__Exercise prompt__. Lines that hold the word "over" should be located and copied.

[Stored items]

===============

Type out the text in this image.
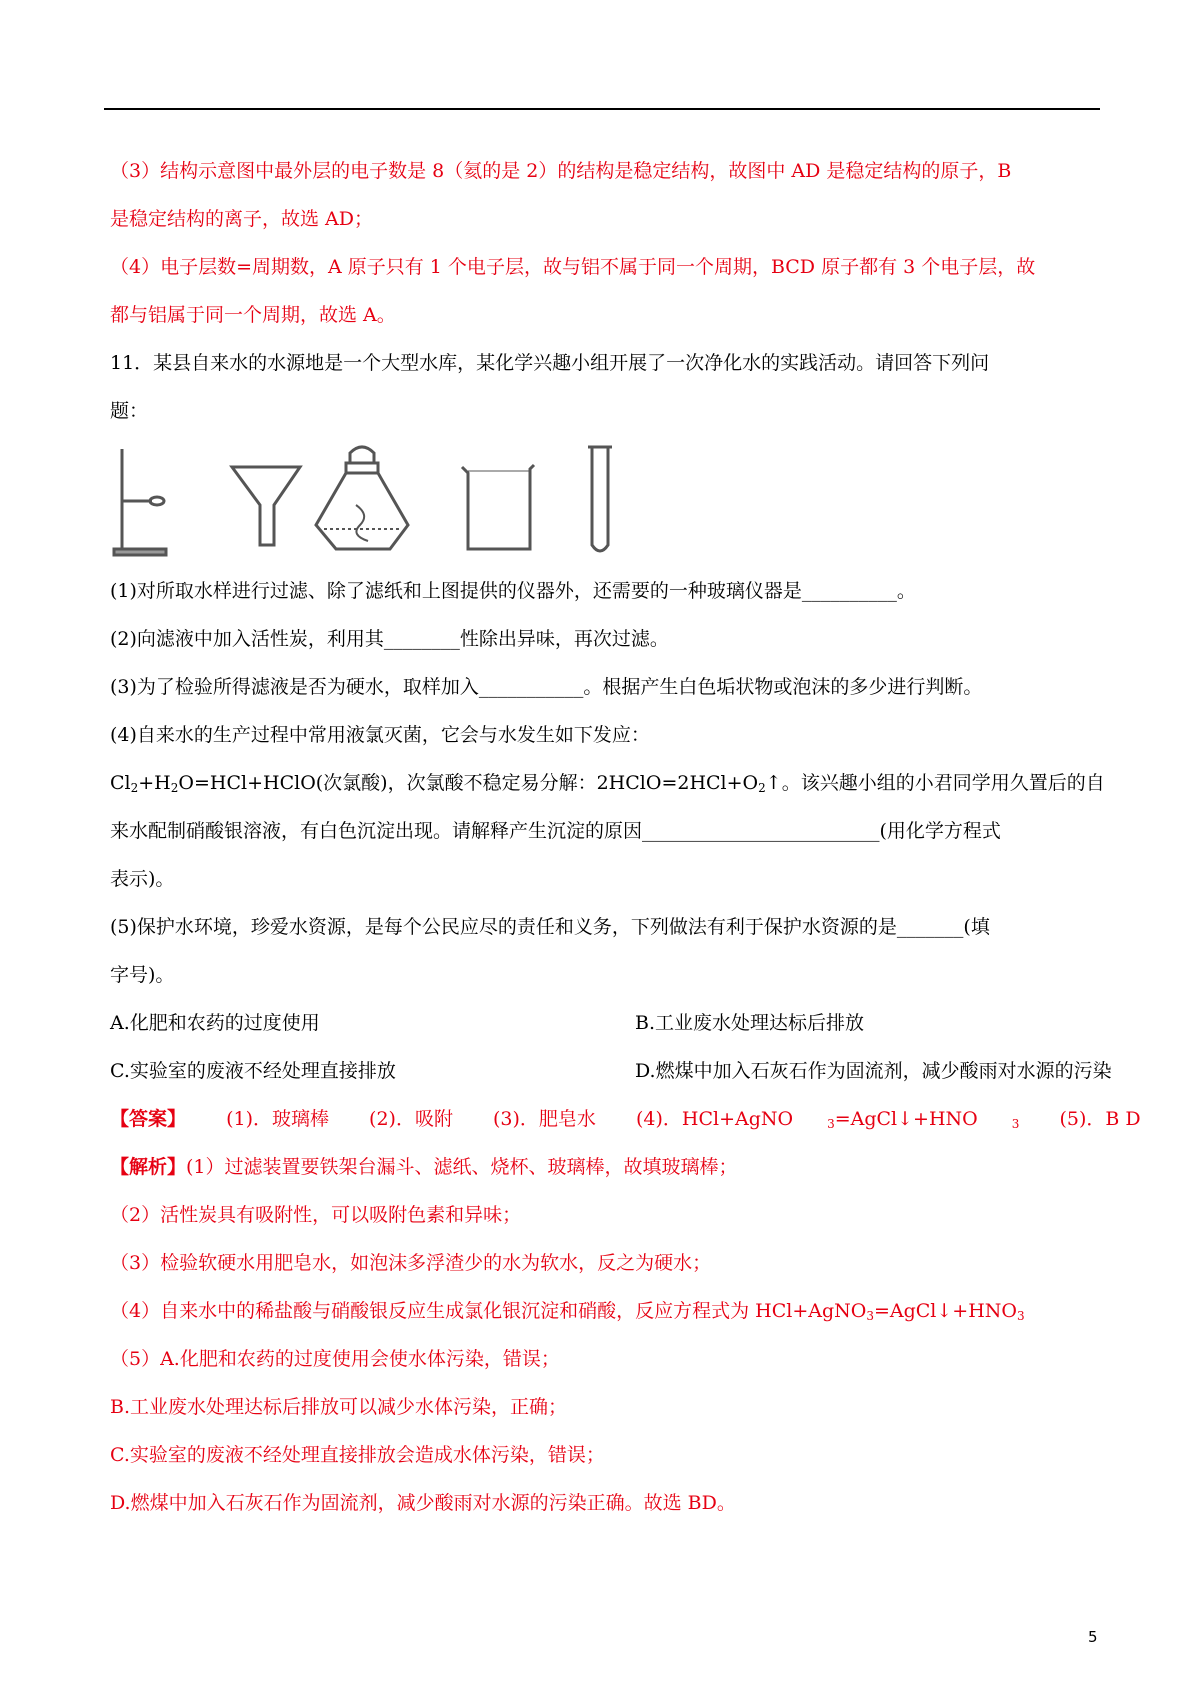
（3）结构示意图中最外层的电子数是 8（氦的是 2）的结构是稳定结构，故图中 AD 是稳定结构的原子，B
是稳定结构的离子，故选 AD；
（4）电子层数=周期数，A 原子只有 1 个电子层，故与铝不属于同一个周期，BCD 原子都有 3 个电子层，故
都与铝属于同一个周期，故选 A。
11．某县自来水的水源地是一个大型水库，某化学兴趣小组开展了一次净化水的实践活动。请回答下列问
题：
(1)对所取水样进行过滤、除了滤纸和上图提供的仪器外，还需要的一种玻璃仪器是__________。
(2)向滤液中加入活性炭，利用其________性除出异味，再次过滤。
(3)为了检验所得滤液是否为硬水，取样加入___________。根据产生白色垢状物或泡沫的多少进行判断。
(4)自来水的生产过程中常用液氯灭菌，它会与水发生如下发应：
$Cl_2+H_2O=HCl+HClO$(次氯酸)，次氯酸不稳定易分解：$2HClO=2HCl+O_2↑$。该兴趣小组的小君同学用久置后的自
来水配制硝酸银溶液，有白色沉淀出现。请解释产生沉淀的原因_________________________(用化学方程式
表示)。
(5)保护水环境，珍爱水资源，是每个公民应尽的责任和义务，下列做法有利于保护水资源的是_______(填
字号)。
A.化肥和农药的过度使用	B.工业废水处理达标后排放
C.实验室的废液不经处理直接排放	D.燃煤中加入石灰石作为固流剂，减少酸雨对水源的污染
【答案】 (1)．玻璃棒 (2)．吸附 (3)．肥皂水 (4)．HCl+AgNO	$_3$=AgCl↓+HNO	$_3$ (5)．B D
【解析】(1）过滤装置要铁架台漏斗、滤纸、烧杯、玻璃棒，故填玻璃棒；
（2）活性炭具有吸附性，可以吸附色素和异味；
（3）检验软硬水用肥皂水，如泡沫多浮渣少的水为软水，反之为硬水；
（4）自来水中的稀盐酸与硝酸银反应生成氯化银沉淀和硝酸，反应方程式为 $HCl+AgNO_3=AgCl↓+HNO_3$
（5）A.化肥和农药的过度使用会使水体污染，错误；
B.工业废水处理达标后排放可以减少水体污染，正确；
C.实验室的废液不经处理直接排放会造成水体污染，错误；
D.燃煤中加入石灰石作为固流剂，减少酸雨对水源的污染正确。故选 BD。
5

===============

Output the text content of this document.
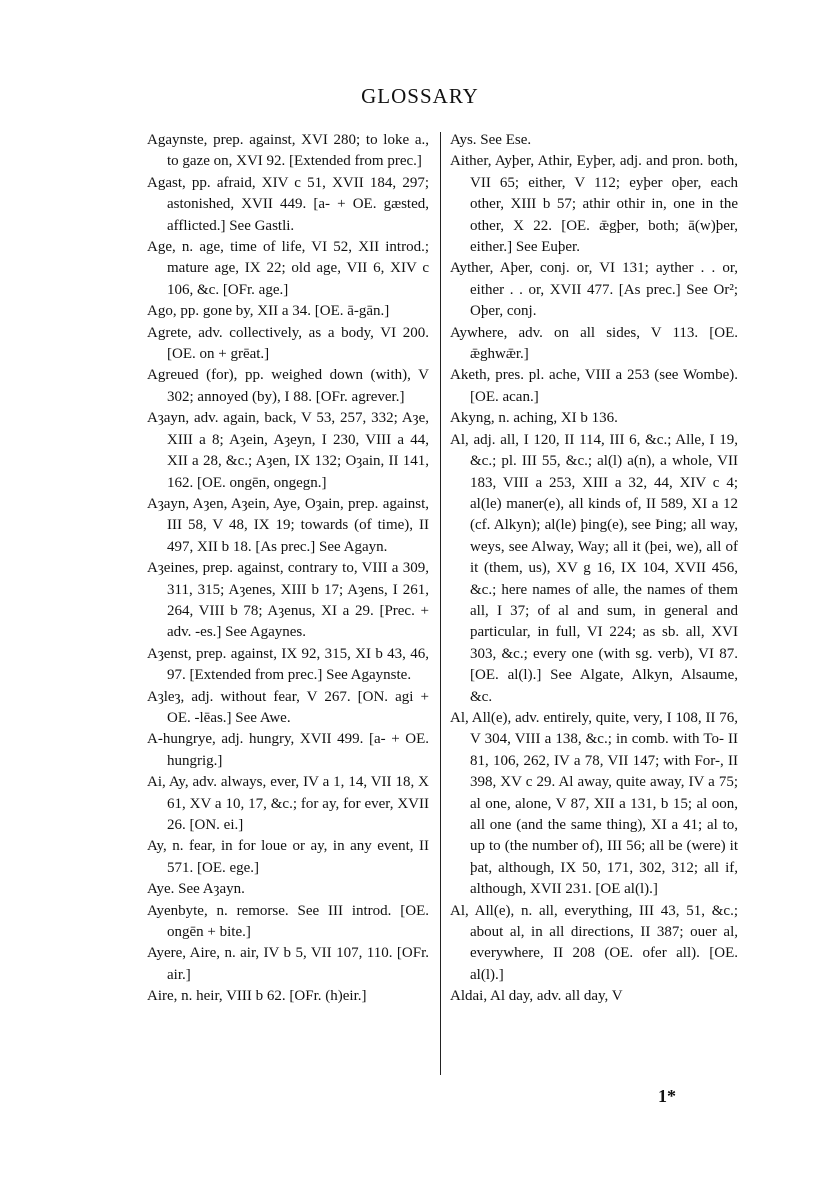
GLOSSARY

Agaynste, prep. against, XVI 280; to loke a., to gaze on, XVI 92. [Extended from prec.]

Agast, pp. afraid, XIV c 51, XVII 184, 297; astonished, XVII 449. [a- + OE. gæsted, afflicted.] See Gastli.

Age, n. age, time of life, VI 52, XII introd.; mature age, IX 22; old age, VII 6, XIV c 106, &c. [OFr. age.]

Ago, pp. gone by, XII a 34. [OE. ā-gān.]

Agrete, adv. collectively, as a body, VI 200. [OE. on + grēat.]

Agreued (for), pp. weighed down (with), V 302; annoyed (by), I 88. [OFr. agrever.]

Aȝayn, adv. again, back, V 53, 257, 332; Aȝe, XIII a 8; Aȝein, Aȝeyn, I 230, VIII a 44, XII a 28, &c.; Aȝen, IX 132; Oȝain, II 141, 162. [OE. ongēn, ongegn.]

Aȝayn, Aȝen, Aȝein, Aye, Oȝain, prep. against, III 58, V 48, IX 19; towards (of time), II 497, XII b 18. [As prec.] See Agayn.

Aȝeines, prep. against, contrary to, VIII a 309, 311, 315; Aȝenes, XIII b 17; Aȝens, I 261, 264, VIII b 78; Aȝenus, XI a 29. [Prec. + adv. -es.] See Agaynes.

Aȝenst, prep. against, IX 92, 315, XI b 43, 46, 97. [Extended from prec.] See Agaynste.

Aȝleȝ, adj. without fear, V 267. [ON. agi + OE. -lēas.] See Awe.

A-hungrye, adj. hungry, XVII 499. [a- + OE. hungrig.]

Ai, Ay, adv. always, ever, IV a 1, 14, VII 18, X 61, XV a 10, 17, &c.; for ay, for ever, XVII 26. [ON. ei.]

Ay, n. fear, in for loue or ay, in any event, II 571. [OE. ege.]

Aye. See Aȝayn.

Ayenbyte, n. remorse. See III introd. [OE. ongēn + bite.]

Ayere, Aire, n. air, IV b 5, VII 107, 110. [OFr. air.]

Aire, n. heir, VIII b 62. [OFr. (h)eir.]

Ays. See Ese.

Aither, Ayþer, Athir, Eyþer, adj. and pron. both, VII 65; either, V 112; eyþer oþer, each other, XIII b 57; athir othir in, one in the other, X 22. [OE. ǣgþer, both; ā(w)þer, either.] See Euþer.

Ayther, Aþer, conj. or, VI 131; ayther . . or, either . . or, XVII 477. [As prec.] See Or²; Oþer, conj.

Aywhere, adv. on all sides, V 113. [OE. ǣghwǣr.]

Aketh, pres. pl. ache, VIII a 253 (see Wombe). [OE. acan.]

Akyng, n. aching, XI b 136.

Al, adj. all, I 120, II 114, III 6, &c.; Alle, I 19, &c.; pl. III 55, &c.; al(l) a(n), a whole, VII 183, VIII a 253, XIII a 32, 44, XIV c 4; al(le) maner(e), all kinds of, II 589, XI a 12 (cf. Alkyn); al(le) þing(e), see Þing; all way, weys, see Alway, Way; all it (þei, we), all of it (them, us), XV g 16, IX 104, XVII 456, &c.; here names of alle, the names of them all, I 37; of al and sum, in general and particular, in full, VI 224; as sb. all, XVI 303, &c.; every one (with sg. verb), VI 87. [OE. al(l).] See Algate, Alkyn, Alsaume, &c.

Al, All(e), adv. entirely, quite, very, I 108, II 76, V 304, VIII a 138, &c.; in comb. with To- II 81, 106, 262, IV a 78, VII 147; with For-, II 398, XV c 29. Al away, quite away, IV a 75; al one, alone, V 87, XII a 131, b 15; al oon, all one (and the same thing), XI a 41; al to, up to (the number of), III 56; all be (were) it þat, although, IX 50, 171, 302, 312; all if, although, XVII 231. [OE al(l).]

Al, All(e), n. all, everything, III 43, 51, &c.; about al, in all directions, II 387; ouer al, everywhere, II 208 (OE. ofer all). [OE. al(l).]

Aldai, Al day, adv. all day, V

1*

===============

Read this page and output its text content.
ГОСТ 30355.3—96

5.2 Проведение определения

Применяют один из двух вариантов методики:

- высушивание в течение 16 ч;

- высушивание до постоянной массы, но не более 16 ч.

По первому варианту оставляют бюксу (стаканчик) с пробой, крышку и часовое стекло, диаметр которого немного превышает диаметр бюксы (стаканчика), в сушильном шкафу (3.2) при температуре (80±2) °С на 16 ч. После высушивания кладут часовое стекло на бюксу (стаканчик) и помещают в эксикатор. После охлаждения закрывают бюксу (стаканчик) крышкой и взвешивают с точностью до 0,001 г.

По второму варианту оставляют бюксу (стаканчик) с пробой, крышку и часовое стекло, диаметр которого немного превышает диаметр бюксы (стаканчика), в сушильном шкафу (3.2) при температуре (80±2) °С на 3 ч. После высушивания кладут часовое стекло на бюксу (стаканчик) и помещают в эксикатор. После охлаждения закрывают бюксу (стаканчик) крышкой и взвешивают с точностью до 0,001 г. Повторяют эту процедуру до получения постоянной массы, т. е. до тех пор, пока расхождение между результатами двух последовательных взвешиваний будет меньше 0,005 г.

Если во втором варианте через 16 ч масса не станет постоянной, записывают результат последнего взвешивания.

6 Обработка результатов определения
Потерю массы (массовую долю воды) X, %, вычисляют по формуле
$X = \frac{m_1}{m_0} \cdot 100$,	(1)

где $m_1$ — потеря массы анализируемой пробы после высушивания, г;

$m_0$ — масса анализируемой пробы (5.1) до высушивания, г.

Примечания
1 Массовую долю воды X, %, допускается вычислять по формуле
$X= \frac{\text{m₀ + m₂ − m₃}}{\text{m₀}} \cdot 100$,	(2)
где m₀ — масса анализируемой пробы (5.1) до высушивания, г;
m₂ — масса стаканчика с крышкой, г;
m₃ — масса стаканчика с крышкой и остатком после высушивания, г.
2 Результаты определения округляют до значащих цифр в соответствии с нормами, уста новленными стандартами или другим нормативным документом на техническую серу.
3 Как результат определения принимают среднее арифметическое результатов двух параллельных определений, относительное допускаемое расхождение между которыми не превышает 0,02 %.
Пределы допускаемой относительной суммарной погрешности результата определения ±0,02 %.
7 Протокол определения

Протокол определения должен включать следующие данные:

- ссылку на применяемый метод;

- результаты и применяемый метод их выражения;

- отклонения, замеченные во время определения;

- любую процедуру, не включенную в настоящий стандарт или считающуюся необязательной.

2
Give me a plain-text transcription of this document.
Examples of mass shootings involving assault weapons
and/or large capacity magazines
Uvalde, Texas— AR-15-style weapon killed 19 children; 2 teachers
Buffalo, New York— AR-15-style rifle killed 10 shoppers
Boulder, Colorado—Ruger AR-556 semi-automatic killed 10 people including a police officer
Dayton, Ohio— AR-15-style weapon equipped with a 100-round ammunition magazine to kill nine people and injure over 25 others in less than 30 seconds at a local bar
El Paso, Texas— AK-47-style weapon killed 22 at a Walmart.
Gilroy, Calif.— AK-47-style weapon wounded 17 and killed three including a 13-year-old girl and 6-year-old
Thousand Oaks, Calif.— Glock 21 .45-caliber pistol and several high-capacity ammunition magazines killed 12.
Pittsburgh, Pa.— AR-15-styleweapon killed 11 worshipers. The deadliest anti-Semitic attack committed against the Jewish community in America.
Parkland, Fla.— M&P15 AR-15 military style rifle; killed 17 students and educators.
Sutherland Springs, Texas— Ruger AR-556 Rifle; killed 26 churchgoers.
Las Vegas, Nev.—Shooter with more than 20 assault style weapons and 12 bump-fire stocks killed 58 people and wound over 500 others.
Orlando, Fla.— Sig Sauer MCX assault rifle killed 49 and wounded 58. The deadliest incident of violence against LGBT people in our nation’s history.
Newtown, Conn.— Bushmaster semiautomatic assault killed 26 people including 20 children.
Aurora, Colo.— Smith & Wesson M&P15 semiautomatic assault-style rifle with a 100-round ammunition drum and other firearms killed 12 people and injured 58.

===============

__Final result__.
Dayton, Ohio— AR-15-style weapon equipped with a 100-round ammunition magazine to kill nine people and injure over 25 others in less than 30 seconds at a local bar
Las Vegas, Nev.—Shooter with more than 20 assault style weapons and 12 bump-fire stocks killed 58 people and wound over 500 others.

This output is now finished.